** Your goal **
Scan the material that follows. Copy every line containing the word "Jahre".

[Saved entries]

■ ■ ■ ■ ■ ■ ■

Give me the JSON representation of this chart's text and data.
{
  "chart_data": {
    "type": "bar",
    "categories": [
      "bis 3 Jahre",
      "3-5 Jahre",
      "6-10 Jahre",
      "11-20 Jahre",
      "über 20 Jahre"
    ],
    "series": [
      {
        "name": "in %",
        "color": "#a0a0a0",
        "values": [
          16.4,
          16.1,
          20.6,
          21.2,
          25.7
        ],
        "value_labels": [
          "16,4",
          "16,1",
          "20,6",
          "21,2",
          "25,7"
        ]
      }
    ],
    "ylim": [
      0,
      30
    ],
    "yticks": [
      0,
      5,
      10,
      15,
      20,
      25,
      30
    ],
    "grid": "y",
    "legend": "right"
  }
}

■ ■ ■ ■ ■ ■ ■

** Answer for this exercise **
      "bis 3 Jahre",
      "3-5 Jahre",
      "6-10 Jahre",
      "11-20 Jahre",
      "über 20 Jahre"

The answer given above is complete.